INPUT MATERIAL.
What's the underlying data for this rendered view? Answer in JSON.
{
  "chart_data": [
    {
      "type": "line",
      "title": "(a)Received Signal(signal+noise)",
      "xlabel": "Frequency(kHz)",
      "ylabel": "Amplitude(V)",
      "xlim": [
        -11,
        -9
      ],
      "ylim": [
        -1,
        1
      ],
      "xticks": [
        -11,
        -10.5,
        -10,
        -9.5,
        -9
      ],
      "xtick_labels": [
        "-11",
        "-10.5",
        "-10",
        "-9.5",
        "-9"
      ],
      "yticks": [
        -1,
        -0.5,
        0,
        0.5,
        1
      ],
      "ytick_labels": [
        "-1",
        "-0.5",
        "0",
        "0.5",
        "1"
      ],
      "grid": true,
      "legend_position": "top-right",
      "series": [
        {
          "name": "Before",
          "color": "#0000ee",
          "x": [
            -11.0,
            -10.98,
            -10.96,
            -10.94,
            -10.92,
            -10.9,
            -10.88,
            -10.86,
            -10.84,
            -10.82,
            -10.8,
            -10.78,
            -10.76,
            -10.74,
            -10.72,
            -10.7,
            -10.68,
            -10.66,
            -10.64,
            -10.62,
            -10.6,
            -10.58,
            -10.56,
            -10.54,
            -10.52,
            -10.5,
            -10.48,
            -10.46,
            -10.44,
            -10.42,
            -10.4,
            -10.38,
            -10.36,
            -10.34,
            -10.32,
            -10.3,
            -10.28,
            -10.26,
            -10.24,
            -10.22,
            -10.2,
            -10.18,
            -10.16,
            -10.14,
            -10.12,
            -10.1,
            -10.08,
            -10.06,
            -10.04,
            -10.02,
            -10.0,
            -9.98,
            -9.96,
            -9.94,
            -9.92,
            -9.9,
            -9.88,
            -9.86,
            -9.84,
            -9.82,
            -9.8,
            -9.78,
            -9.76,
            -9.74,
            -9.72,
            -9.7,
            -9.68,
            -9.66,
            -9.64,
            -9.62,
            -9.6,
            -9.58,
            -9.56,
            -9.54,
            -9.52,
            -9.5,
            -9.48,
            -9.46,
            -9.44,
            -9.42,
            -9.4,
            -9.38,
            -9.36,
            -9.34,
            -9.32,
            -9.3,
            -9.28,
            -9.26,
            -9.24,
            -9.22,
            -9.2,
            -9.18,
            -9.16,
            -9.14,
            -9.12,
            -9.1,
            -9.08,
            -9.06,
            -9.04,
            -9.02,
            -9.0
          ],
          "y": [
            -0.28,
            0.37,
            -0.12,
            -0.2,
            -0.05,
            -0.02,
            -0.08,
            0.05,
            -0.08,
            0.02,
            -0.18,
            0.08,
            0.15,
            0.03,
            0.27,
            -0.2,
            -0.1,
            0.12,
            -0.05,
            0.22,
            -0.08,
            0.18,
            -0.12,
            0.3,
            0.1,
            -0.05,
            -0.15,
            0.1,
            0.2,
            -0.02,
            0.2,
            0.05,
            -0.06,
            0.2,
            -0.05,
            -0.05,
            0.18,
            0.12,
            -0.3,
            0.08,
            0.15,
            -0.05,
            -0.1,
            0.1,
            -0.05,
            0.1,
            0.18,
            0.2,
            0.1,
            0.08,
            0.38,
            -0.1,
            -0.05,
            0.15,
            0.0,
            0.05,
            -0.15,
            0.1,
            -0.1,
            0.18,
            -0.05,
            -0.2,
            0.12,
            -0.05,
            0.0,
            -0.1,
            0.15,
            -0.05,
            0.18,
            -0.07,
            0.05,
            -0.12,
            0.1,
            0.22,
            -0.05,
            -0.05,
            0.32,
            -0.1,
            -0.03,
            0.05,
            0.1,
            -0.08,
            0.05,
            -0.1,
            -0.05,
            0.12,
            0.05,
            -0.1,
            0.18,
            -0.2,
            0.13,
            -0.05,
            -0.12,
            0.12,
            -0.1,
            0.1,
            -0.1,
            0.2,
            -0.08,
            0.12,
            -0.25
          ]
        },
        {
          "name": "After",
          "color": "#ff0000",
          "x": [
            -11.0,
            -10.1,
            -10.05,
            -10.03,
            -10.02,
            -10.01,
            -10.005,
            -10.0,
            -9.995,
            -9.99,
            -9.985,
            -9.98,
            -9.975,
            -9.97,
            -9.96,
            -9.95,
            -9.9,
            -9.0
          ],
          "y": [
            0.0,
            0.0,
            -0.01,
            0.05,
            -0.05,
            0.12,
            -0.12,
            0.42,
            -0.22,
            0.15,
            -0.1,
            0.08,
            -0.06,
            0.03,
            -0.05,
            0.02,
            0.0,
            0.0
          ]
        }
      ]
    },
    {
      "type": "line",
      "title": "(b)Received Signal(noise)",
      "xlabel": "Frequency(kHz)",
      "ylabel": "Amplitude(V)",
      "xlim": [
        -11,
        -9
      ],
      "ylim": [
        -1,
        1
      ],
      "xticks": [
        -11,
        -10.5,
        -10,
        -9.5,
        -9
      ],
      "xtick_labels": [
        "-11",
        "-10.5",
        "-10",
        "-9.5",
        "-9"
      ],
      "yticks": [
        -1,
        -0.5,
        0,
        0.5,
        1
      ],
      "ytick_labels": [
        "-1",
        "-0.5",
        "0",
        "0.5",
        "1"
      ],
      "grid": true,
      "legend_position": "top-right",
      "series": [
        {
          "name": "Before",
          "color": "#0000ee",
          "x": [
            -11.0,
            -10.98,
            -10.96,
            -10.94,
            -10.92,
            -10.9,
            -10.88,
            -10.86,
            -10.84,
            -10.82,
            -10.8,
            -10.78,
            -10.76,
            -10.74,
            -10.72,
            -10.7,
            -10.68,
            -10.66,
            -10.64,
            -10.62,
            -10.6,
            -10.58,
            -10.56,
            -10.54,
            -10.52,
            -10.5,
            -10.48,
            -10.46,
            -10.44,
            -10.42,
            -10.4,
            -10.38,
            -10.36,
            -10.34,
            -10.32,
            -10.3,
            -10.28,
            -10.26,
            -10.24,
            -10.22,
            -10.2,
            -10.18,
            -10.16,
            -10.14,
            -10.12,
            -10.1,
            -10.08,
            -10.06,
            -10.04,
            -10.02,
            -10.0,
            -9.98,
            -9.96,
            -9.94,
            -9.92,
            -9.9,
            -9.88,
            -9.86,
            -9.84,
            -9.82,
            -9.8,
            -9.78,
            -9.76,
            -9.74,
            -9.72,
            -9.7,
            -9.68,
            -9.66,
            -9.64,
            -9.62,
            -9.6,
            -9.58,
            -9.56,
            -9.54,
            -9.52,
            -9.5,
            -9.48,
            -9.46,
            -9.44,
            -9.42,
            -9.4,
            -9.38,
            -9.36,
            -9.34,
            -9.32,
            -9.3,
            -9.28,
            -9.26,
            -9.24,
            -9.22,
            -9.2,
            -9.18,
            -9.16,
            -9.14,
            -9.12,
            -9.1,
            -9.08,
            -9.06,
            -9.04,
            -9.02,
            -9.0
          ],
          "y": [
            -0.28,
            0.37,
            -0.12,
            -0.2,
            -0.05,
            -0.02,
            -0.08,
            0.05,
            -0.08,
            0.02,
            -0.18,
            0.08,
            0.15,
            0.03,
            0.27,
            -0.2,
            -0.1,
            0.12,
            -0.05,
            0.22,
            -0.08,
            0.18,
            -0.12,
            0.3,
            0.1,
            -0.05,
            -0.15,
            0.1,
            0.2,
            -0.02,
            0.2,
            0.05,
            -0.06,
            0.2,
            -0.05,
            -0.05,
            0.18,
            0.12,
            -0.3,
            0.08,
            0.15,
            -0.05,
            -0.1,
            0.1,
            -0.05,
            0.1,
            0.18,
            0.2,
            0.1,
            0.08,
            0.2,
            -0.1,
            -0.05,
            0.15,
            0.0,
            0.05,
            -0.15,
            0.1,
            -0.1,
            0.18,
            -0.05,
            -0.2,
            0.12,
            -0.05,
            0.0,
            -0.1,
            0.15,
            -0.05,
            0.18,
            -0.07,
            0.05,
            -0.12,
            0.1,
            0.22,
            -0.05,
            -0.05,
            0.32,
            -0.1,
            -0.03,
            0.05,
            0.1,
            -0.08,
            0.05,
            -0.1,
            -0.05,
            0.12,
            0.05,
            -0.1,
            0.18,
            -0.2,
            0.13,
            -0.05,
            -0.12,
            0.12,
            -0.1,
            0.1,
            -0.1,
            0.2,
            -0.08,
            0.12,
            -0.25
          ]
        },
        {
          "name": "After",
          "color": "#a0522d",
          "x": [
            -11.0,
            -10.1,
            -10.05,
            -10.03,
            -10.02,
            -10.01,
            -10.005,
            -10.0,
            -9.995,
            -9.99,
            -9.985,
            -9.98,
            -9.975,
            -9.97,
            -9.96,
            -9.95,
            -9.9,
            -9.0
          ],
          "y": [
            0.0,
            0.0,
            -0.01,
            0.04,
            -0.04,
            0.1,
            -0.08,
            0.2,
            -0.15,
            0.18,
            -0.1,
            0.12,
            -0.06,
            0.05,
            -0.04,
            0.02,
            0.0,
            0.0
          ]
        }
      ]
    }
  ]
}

WHAT YOU NEED TO DO.
Filter out every line that lacks the word "color", and copy the rest.

REPLY.
          "color": "#0000ee",
          "color": "#ff0000",
          "color": "#0000ee",
          "color": "#a0522d",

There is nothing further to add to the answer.